**What you need to do:**
Give the data below again, word for word.

**Supplied material:**
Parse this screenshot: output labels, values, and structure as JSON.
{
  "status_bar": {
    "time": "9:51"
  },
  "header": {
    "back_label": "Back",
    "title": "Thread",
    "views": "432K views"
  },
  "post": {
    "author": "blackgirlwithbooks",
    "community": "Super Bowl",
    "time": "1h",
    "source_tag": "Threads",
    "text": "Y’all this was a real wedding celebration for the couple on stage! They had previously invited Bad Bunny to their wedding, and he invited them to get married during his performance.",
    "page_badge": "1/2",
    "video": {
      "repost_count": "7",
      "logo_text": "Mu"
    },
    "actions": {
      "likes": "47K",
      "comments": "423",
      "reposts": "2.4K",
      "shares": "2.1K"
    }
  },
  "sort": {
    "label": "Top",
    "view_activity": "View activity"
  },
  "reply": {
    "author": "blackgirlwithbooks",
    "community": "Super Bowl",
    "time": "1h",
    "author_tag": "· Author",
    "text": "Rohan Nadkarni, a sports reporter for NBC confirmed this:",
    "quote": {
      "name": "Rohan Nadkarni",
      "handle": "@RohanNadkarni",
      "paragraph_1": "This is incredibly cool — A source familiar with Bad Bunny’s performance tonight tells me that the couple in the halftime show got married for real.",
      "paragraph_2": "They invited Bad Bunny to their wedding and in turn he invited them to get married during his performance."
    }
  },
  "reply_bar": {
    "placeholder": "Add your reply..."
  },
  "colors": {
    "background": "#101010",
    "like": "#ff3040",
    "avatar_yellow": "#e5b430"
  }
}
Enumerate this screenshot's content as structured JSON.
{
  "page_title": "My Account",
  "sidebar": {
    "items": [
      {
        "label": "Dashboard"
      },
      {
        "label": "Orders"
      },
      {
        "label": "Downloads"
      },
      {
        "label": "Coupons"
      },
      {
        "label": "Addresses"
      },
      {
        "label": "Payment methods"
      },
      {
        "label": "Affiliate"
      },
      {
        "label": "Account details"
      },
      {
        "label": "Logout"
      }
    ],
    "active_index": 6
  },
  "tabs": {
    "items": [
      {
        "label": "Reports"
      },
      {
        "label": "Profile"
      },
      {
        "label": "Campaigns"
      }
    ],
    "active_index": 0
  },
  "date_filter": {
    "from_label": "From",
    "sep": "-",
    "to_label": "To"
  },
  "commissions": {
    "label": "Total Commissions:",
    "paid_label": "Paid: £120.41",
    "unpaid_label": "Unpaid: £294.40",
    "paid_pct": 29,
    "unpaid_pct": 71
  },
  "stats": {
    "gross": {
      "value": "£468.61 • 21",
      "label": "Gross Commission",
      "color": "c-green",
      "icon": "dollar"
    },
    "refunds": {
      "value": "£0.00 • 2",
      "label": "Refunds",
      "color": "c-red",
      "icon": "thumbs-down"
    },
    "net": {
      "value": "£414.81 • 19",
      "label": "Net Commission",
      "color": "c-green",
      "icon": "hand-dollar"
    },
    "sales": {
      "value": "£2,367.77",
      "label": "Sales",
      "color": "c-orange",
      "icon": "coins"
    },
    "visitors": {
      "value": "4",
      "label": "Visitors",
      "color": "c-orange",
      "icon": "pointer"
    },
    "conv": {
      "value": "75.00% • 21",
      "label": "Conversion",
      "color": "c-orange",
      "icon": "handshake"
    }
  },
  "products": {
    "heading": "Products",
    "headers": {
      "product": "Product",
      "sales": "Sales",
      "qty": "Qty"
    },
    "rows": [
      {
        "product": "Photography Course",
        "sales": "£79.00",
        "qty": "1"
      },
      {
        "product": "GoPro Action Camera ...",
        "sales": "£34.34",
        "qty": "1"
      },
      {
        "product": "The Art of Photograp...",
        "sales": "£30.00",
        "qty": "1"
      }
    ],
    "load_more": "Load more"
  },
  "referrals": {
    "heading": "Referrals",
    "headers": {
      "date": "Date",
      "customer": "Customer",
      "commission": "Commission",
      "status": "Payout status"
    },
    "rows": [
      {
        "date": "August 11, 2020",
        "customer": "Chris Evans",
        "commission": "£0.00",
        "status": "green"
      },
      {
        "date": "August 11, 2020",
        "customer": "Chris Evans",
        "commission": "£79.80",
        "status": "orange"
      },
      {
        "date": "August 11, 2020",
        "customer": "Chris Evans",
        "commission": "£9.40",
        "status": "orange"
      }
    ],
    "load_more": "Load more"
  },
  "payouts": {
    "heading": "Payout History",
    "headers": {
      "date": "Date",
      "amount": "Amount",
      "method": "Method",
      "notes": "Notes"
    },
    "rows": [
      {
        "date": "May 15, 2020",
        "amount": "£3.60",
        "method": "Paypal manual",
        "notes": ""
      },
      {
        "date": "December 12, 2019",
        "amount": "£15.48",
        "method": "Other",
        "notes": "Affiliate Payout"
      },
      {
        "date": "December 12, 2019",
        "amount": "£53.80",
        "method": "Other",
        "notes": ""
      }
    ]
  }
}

**Answer for this exercise:**
Parse this screenshot: output labels, values, and structure as JSON.
{
  "status_bar": {
    "time": "9:51"
  },
  "header": {
    "back_label": "Back",
    "title": "Thread",
    "views": "432K views"
  },
  "post": {
    "author": "blackgirlwithbooks",
    "community": "Super Bowl",
    "time": "1h",
    "source_tag": "Threads",
    "text": "Y’all this was a real wedding celebration for the couple on stage! They had previously invited Bad Bunny to their wedding, and he invited them to get married during his performance.",
    "page_badge": "1/2",
    "video": {
      "repost_count": "7",
      "logo_text": "Mu"
    },
    "actions": {
      "likes": "47K",
      "comments": "423",
      "reposts": "2.4K",
      "shares": "2.1K"
    }
  },
  "sort": {
    "label": "Top",
    "view_activity": "View activity"
  },
  "reply": {
    "author": "blackgirlwithbooks",
    "community": "Super Bowl",
    "time": "1h",
    "author_tag": "· Author",
    "text": "Rohan Nadkarni, a sports reporter for NBC confirmed this:",
    "quote": {
      "name": "Rohan Nadkarni",
      "handle": "@RohanNadkarni",
      "paragraph_1": "This is incredibly cool — A source familiar with Bad Bunny’s performance tonight tells me that the couple in the halftime show got married for real.",
      "paragraph_2": "They invited Bad Bunny to their wedding and in turn he invited them to get married during his performance."
    }
  },
  "reply_bar": {
    "placeholder": "Add your reply..."
  },
  "colors": {
    "background": "#101010",
    "like": "#ff3040",
    "avatar_yellow": "#e5b430"
  }
}
Enumerate this screenshot's content as structured JSON.
{
  "page_title": "My Account",
  "sidebar": {
    "items": [
      {
        "label": "Dashboard"
      },
      {
        "label": "Orders"
      },
      {
        "label": "Downloads"
      },
      {
        "label": "Coupons"
      },
      {
        "label": "Addresses"
      },
      {
        "label": "Payment methods"
      },
      {
        "label": "Affiliate"
      },
      {
        "label": "Account details"
      },
      {
        "label": "Logout"
      }
    ],
    "active_index": 6
  },
  "tabs": {
    "items": [
      {
        "label": "Reports"
      },
      {
        "label": "Profile"
      },
      {
        "label": "Campaigns"
      }
    ],
    "active_index": 0
  },
  "date_filter": {
    "from_label": "From",
    "sep": "-",
    "to_label": "To"
  },
  "commissions": {
    "label": "Total Commissions:",
    "paid_label": "Paid: £120.41",
    "unpaid_label": "Unpaid: £294.40",
    "paid_pct": 29,
    "unpaid_pct": 71
  },
  "stats": {
    "gross": {
      "value": "£468.61 • 21",
      "label": "Gross Commission",
      "color": "c-green",
      "icon": "dollar"
    },
    "refunds": {
      "value": "£0.00 • 2",
      "label": "Refunds",
      "color": "c-red",
      "icon": "thumbs-down"
    },
    "net": {
      "value": "£414.81 • 19",
      "label": "Net Commission",
      "color": "c-green",
      "icon": "hand-dollar"
    },
    "sales": {
      "value": "£2,367.77",
      "label": "Sales",
      "color": "c-orange",
      "icon": "coins"
    },
    "visitors": {
      "value": "4",
      "label": "Visitors",
      "color": "c-orange",
      "icon": "pointer"
    },
    "conv": {
      "value": "75.00% • 21",
      "label": "Conversion",
      "color": "c-orange",
      "icon": "handshake"
    }
  },
  "products": {
    "heading": "Products",
    "headers": {
      "product": "Product",
      "sales": "Sales",
      "qty": "Qty"
    },
    "rows": [
      {
        "product": "Photography Course",
        "sales": "£79.00",
        "qty": "1"
      },
      {
        "product": "GoPro Action Camera ...",
        "sales": "£34.34",
        "qty": "1"
      },
      {
        "product": "The Art of Photograp...",
        "sales": "£30.00",
        "qty": "1"
      }
    ],
    "load_more": "Load more"
  },
  "referrals": {
    "heading": "Referrals",
    "headers": {
      "date": "Date",
      "customer": "Customer",
      "commission": "Commission",
      "status": "Payout status"
    },
    "rows": [
      {
        "date": "August 11, 2020",
        "customer": "Chris Evans",
        "commission": "£0.00",
        "status": "green"
      },
      {
        "date": "August 11, 2020",
        "customer": "Chris Evans",
        "commission": "£79.80",
        "status": "orange"
      },
      {
        "date": "August 11, 2020",
        "customer": "Chris Evans",
        "commission": "£9.40",
        "status": "orange"
      }
    ],
    "load_more": "Load more"
  },
  "payouts": {
    "heading": "Payout History",
    "headers": {
      "date": "Date",
      "amount": "Amount",
      "method": "Method",
      "notes": "Notes"
    },
    "rows": [
      {
        "date": "May 15, 2020",
        "amount": "£3.60",
        "method": "Paypal manual",
        "notes": ""
      },
      {
        "date": "December 12, 2019",
        "amount": "£15.48",
        "method": "Other",
        "notes": "Affiliate Payout"
      },
      {
        "date": "December 12, 2019",
        "amount": "£53.80",
        "method": "Other",
        "notes": ""
      }
    ]
  }
}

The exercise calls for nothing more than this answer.